● Article:
Possessed of a legendary beauty that was quite gone by the time I knew her, Flo had a good many suitors - men who later gave decent lives to their women, but my Aunt Flo gave herself to Ercole. Uncle Ercole was a rude man who rolled putrid cigars wetly between his lips and buffed his teeth after dinner with a folded serviette.
Uncle Ercole had made Aunt Flo pregnant before making her his bride. But Flo, astonishingly, was without shame. She simply refused to mourn her life.
On the day our youngest sister was being born, my oldest sister and I went to stay with my Aunt Flo. Our father drove us over early in the morning, just as the sun began to rise. Flo greeted us in the kitchen. She wore a pink floral housedress, the brassiere strap dangling on her arm. Her own children were long grown and gone from the house. We had the whole house to ourselves, and Aunt Flo. Flo played with my older sister and me. I mean, she really played with us, as if there were no difference in our ages or imaginations. From a deep bottom drawer filled with costume jewelry, she pulled out the colored strands of beads, roped these around our necks, and showed us how to dance "the Charleston."
For lunch, we gorged ourselves on black olives.
When our father came to pick us up, I was being sick on the black olives. "What happened to the money I gave you to make them a proper lunch?" Aunt Flo looked like a child being chastised. I wished so much my father would not be so angry with her. It was my first intuition of an odds between one adult and the rest of the grown-up world.

● Exercises:
a: Summarize the piece about Aunt Flo in two sentences.
b: Please carry on the piece about Aunt Flo from its final sentence.

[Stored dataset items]
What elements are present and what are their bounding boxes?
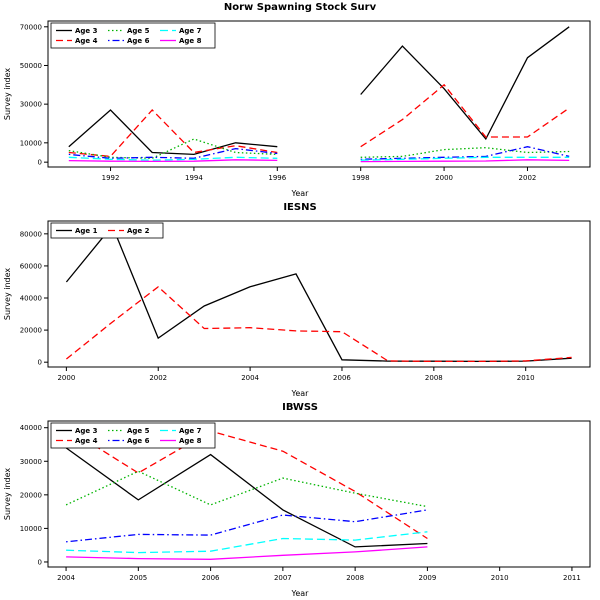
plot-area-ibwss: 0 10000 20000 30000 40000 2004 2005 2006 2007 200… — [3, 420, 591, 598]
svg-text:2008: 2008 — [425, 374, 443, 382]
chart-panel-iesns: IESNS 0 20000 40000 60000 80000 2000 2002 2004 2… — [0, 200, 600, 400]
svg-text:0: 0 — [38, 159, 42, 167]
svg-text:10000: 10000 — [20, 525, 42, 533]
svg-text:2006: 2006 — [333, 374, 351, 382]
svg-text:2010: 2010 — [491, 574, 509, 582]
chart-panel-ibwss: IBWSS 0 10000 20000 30000 40000 2004 2005 2006 2… — [0, 400, 600, 600]
svg-text:2000: 2000 — [57, 374, 75, 382]
svg-text:2005: 2005 — [129, 574, 147, 582]
svg-text:10000: 10000 — [20, 139, 42, 147]
chart-panel-norw-spawning: Norw Spawning Stock Surv 0 10000 30000 5000… — [0, 0, 600, 200]
svg-text:Survey index: Survey index — [3, 68, 12, 121]
svg-text:2008: 2008 — [346, 574, 364, 582]
svg-text:Age 7: Age 7 — [179, 27, 202, 35]
svg-text:80000: 80000 — [20, 230, 42, 238]
svg-text:Year: Year — [291, 189, 310, 198]
svg-text:2011: 2011 — [563, 574, 581, 582]
svg-text:2004: 2004 — [241, 374, 259, 382]
svg-text:Survey index: Survey index — [3, 468, 12, 521]
svg-text:30000: 30000 — [20, 101, 42, 109]
svg-text:40000: 40000 — [20, 295, 42, 303]
svg-text:50000: 50000 — [20, 62, 42, 70]
svg-text:Age 8: Age 8 — [179, 437, 202, 445]
chart-title-ibwss: IBWSS — [282, 402, 318, 413]
svg-text:Age 5: Age 5 — [127, 427, 150, 435]
svg-text:Age 1: Age 1 — [75, 227, 98, 235]
svg-text:0: 0 — [38, 359, 42, 367]
svg-text:Survey index: Survey index — [3, 268, 12, 321]
svg-text:2007: 2007 — [274, 574, 292, 582]
svg-text:Age 6: Age 6 — [127, 37, 150, 45]
svg-text:Age 5: Age 5 — [127, 27, 150, 35]
svg-text:1994: 1994 — [185, 174, 203, 182]
svg-text:60000: 60000 — [20, 262, 42, 270]
svg-text:2002: 2002 — [149, 374, 167, 382]
svg-text:2000: 2000 — [435, 174, 453, 182]
svg-text:Age 4: Age 4 — [75, 437, 98, 445]
chart-title-iesns: IESNS — [283, 202, 317, 213]
svg-text:Age 3: Age 3 — [75, 427, 98, 435]
svg-text:20000: 20000 — [20, 491, 42, 499]
chart-title-norw-spawning: Norw Spawning Stock Surv — [223, 2, 377, 13]
svg-text:20000: 20000 — [20, 327, 42, 335]
svg-text:2004: 2004 — [57, 574, 75, 582]
svg-text:30000: 30000 — [20, 458, 42, 466]
svg-text:Age 8: Age 8 — [179, 37, 202, 45]
svg-text:Age 7: Age 7 — [179, 427, 202, 435]
svg-text:Age 3: Age 3 — [75, 27, 98, 35]
svg-text:2009: 2009 — [418, 574, 436, 582]
svg-text:Age 6: Age 6 — [127, 437, 150, 445]
plot-area-iesns: 0 20000 40000 60000 80000 2000 2002 2004 2006 200… — [3, 220, 591, 398]
svg-text:2006: 2006 — [202, 574, 220, 582]
svg-text:40000: 40000 — [20, 424, 42, 432]
svg-text:Year: Year — [291, 389, 310, 398]
svg-text:2010: 2010 — [517, 374, 535, 382]
svg-text:1998: 1998 — [352, 174, 370, 182]
svg-text:70000: 70000 — [20, 23, 42, 31]
svg-text:Year: Year — [291, 589, 310, 598]
svg-text:0: 0 — [38, 558, 42, 566]
plot-area-norw-spawning: 0 10000 30000 50000 70000 1992 1994 1996 1998 200… — [3, 20, 591, 198]
svg-text:Age 2: Age 2 — [127, 227, 150, 235]
svg-text:2002: 2002 — [519, 174, 537, 182]
svg-text:1992: 1992 — [102, 174, 120, 182]
svg-text:1996: 1996 — [268, 174, 286, 182]
svg-text:Age 4: Age 4 — [75, 37, 98, 45]
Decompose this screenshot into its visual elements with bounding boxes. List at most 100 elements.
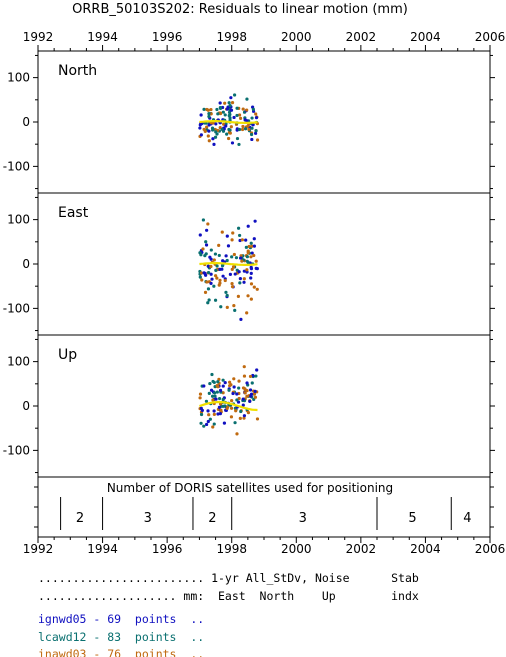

● Exercise results:
a: Aunt Flo, once a legendary beauty with many suitors, married the rude Uncle Ercole after he made her pregnant, yet she felt no shame and refused to mourn her life. While the youngest sister was being born, the narrator and the oldest sister stayed with Flo, who played with them as an equal, dressed them in beads, taught them the Charleston and let them gorge on black olives for lunch, which left their father angry with her when he found the narrator sick.

b:
"Don't you know your pain is no different than anyone else's," my sister said to me, the winter of my separation, after I had made my own first mistake with the likes of an Uncle Ercole - a man just as abusive, although he came polished and wearing a business suit. I am told that when I laughed at the altar (how this man had hated my laugh) the wedding guests had heard the laughter of my Aunt Flo. "No one wants to hear you," my sister said to me after the failure of my marriage, "or don't you know yet?"
I wanted to tell my older sister then, as I do now: It is not the pain that defines us, but rather our response to it.
I will eat olives. I will eat olives as long as I can, as many as I can get. I will eat them to excess, even if eating them should make me sick. I will allow life to crack me open, so that I can absorb the salt, the sweetness of it. I will risk making them, over and over again, just like my mistakes. I will do this in memory of my godmother, my very own Aunt Flo -- e' stata schiacciata della vita. Cracked, she had been like the olive, but like the olive cured in salt water, had absorbed all the sweetness of life.